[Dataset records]
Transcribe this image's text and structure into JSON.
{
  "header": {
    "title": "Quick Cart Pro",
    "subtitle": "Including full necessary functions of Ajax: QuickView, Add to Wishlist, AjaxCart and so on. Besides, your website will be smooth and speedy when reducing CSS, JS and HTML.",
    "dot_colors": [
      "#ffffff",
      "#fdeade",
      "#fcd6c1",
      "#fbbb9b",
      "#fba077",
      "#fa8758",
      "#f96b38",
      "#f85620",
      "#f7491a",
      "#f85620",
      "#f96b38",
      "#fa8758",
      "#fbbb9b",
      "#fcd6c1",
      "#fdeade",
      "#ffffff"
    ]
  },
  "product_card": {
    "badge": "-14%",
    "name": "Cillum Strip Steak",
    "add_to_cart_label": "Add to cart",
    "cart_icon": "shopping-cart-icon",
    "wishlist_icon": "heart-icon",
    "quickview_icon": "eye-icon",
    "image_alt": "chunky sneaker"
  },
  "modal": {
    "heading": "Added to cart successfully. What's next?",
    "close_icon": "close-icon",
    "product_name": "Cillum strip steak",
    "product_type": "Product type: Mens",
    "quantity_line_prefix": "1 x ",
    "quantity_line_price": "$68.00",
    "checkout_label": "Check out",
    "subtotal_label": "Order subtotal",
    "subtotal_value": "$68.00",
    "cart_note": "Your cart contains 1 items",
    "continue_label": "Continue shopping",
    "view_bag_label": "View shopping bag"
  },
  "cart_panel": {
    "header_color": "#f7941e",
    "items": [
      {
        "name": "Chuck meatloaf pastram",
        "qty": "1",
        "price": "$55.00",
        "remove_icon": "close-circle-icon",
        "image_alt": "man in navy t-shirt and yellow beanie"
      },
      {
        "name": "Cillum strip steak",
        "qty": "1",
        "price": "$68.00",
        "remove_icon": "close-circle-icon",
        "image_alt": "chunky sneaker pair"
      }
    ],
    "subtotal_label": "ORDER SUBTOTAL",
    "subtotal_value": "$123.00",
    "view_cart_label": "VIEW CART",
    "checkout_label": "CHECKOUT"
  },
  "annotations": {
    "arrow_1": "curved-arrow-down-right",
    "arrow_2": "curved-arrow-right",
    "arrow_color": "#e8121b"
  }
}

...

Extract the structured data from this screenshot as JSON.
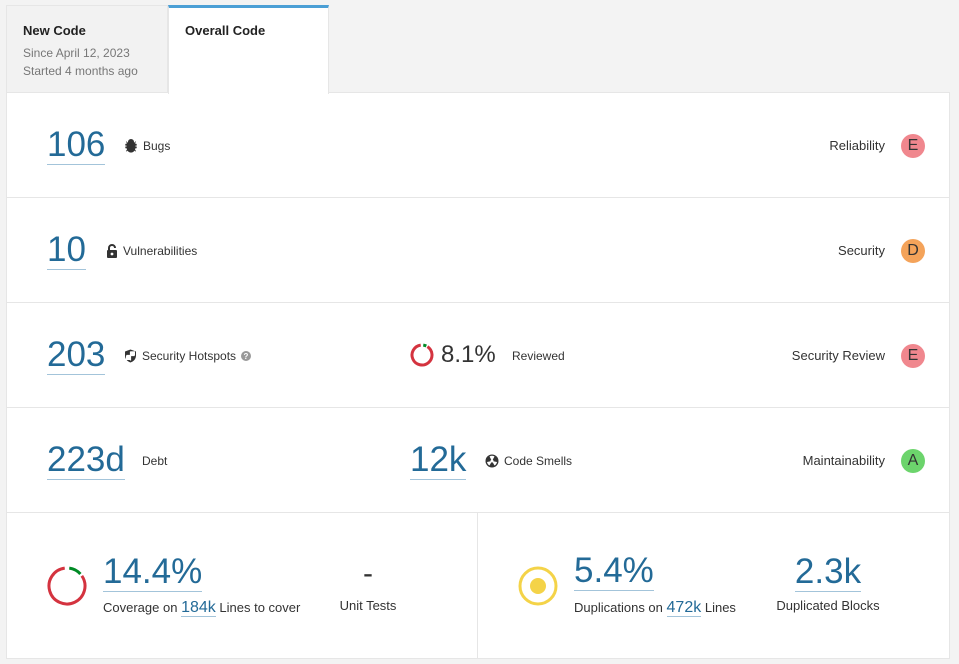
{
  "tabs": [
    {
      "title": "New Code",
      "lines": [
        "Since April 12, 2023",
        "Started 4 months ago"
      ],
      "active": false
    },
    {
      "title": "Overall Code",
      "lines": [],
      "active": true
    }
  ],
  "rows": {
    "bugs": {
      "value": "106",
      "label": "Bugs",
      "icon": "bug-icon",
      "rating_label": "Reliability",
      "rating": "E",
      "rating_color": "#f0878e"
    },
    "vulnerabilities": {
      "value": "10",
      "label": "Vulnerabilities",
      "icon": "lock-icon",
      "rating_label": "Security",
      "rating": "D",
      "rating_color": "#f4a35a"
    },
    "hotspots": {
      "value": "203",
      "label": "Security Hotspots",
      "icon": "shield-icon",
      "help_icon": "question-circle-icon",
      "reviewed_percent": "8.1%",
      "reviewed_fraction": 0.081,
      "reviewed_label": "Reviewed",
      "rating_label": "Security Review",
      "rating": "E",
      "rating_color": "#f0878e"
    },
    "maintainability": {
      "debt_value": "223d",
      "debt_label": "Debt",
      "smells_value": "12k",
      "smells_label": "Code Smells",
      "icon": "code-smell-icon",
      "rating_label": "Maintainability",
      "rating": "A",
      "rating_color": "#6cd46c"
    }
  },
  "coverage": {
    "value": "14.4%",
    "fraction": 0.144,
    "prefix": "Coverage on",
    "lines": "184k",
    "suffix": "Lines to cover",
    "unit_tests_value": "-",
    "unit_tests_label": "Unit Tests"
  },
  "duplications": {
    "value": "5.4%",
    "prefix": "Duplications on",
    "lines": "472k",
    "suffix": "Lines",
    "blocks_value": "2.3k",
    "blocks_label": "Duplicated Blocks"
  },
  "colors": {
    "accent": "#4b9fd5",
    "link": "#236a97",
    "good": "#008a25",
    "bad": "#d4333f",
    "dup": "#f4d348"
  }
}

...

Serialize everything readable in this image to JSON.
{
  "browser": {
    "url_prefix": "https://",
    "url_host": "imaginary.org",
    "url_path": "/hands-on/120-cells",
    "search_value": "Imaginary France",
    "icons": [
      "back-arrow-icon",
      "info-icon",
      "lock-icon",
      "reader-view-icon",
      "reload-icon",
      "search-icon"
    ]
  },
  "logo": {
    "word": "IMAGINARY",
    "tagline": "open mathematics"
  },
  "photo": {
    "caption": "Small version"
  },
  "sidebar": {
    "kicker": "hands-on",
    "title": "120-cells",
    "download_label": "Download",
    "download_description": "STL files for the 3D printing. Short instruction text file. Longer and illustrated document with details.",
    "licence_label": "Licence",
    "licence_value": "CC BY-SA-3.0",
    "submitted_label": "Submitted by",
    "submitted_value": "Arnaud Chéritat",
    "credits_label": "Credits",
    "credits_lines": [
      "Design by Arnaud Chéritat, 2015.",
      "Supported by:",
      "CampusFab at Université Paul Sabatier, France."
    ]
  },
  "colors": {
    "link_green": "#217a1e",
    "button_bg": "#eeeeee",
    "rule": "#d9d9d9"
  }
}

## Given request
Only the number is wanted: how many lines of the material contain the word "shopping"?

## Expected output
3